◆ **Your task**:
From the entries below, copy out every line with "title" in it.

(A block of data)
......

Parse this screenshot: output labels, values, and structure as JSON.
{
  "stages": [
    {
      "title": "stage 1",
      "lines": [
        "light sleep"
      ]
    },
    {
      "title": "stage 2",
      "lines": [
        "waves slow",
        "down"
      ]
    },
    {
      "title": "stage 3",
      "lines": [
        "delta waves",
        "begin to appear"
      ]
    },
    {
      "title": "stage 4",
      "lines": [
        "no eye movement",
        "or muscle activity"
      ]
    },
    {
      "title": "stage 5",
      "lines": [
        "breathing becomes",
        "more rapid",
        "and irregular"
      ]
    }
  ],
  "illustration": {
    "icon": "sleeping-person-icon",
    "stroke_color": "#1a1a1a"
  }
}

......

◆ **Completed task**:
      "title": "stage 1",
      "title": "stage 2",
      "title": "stage 3",
      "title": "stage 4",
      "title": "stage 5",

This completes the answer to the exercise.